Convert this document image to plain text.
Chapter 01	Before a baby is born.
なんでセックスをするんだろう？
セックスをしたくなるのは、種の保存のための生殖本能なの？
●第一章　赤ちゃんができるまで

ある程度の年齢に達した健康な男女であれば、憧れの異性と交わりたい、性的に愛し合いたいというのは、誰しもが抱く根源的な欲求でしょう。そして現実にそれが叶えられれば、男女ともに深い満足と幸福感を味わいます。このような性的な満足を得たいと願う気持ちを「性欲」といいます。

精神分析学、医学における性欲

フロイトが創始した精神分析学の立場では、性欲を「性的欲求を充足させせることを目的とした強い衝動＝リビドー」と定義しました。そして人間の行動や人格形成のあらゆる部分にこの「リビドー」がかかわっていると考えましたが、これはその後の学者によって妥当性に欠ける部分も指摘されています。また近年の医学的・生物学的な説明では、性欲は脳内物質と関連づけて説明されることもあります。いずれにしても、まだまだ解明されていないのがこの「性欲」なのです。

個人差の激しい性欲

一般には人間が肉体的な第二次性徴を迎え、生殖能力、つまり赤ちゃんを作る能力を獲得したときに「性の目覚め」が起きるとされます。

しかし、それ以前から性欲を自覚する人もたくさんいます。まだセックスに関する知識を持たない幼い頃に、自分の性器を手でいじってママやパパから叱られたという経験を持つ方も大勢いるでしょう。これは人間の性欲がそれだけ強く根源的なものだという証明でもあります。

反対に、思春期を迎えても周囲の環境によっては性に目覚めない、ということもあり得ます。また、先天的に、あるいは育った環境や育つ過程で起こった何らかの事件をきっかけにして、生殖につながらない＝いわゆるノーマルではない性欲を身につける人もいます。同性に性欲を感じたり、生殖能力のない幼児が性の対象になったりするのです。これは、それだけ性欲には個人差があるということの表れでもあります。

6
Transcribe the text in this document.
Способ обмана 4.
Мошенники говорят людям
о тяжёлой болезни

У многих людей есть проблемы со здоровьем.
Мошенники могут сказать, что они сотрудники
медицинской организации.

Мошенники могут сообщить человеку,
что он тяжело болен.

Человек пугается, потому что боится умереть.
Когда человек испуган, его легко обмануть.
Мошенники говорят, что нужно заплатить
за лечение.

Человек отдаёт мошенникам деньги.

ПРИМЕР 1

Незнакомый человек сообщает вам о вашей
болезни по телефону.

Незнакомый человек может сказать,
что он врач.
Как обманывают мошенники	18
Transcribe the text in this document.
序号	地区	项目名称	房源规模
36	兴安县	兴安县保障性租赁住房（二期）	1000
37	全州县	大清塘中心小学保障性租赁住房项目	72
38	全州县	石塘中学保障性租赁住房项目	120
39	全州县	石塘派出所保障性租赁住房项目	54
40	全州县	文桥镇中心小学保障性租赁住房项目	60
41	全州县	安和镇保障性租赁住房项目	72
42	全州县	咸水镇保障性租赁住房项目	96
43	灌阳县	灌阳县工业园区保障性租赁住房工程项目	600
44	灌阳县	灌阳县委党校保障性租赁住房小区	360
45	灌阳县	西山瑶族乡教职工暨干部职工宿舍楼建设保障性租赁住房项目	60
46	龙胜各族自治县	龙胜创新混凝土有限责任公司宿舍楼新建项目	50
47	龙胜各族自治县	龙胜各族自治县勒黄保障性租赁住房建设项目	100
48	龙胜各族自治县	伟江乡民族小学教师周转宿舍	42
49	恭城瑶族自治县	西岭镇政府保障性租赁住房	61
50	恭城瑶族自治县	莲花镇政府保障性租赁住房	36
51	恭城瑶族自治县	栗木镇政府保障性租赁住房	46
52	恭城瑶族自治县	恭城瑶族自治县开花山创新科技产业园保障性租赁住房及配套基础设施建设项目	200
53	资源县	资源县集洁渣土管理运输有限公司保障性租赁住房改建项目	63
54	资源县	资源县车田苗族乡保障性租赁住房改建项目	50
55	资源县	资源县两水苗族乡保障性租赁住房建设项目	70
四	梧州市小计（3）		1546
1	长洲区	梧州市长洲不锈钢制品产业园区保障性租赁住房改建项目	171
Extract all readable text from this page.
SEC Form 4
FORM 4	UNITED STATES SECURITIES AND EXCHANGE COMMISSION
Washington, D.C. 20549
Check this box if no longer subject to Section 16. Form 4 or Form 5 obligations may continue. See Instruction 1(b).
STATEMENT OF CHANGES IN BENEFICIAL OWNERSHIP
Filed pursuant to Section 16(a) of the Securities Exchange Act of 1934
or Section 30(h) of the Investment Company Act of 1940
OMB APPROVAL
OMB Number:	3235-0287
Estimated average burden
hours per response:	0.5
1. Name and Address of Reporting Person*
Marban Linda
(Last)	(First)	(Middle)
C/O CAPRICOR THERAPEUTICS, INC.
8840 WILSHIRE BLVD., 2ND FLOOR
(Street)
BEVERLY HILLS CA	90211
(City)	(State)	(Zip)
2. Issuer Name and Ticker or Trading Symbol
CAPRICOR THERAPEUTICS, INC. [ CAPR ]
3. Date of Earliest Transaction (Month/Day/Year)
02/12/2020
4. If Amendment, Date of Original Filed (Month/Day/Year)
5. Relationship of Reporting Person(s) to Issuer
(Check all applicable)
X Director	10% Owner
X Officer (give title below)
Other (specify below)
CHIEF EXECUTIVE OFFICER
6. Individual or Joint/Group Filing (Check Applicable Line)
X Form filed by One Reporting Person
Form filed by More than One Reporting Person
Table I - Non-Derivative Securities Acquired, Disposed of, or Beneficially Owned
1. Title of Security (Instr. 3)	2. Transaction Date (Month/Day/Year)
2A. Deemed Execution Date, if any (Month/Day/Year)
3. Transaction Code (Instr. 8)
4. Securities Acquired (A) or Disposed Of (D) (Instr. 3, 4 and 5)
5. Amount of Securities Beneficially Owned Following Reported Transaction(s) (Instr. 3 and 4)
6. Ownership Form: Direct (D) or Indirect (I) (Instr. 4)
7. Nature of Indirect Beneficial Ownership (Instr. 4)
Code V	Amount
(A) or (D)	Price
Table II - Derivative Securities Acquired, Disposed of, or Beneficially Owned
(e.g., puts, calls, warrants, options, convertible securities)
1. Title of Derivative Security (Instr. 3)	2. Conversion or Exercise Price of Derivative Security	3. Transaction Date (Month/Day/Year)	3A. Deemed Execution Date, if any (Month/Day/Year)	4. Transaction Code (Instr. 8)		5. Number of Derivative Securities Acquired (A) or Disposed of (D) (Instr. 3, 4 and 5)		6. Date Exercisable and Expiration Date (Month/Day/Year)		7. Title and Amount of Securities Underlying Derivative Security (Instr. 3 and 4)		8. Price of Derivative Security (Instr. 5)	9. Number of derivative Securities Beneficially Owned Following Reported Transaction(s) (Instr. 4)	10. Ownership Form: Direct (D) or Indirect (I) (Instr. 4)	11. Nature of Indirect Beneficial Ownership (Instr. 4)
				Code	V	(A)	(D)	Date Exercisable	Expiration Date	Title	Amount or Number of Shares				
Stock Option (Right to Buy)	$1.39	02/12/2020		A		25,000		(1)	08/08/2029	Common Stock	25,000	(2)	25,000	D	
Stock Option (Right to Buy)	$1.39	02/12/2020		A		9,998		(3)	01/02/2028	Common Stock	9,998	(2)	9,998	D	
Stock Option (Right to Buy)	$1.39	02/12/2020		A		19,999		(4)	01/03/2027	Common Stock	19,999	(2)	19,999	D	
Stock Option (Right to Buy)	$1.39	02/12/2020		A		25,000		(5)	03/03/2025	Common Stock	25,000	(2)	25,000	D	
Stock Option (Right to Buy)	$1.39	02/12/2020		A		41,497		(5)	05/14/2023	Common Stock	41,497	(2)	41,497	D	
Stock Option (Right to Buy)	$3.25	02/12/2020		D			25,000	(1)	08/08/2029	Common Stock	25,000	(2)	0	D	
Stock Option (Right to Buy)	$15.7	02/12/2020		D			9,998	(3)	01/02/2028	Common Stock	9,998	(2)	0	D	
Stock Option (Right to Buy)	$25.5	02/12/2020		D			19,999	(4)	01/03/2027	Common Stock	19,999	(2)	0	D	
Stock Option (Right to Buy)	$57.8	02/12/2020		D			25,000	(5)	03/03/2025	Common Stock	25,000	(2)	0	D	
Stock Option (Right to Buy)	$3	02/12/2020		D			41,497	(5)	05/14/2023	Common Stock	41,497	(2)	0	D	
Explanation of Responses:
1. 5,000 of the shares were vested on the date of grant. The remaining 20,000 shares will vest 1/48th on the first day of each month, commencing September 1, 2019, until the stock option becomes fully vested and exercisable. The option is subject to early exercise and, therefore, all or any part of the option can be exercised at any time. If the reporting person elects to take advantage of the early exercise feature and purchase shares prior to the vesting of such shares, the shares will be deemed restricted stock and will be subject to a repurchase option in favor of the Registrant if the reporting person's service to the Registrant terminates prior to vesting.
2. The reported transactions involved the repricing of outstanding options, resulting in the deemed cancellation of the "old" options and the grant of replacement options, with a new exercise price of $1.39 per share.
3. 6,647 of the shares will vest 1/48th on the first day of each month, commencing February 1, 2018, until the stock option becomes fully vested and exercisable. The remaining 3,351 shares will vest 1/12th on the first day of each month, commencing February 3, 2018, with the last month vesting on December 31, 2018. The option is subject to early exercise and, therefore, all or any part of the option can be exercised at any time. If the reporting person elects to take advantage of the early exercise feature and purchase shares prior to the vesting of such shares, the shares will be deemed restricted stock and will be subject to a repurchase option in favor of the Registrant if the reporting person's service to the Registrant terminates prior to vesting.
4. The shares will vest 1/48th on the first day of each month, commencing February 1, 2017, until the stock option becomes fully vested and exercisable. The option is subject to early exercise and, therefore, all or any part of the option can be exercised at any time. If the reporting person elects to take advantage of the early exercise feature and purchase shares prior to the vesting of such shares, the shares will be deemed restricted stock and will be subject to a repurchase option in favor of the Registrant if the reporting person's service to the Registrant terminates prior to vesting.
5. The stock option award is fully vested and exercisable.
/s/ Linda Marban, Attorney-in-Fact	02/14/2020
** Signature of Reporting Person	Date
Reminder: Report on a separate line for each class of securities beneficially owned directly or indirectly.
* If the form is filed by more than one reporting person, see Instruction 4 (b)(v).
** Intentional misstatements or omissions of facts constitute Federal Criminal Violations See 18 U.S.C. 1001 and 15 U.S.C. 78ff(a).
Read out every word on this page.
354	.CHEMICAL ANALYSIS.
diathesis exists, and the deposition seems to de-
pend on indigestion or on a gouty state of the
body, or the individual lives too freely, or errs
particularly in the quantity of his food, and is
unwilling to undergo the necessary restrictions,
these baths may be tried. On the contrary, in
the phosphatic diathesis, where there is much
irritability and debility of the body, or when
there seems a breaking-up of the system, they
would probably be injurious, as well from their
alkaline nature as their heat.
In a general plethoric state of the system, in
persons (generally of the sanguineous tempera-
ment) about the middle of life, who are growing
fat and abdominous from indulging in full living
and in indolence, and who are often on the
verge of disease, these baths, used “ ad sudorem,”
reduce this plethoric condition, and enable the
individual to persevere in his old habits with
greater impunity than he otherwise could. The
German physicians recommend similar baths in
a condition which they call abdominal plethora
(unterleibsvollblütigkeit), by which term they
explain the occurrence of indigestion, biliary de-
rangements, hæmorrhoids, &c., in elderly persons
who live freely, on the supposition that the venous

> WHAT IS ASKED
In the entries above, take the line containing "Read out every word on this page." and each later line through the last, and repeat them exactly. Output nothing else.

> SOLUTION TO THE PROBLEM
Read out every word on this page.
354	.CHEMICAL ANALYSIS.
diathesis exists, and the deposition seems to de-
pend on indigestion or on a gouty state of the
body, or the individual lives too freely, or errs
particularly in the quantity of his food, and is
unwilling to undergo the necessary restrictions,
these baths may be tried. On the contrary, in
the phosphatic diathesis, where there is much
irritability and debility of the body, or when
there seems a breaking-up of the system, they
would probably be injurious, as well from their
alkaline nature as their heat.
In a general plethoric state of the system, in
persons (generally of the sanguineous tempera-
ment) about the middle of life, who are growing
fat and abdominous from indulging in full living
and in indolence, and who are often on the
verge of disease, these baths, used “ ad sudorem,”
reduce this plethoric condition, and enable the
individual to persevere in his old habits with
greater impunity than he otherwise could. The
German physicians recommend similar baths in
a condition which they call abdominal plethora
(unterleibsvollblütigkeit), by which term they
explain the occurrence of indigestion, biliary de-
rangements, hæmorrhoids, &c., in elderly persons
who live freely, on the supposition that the venous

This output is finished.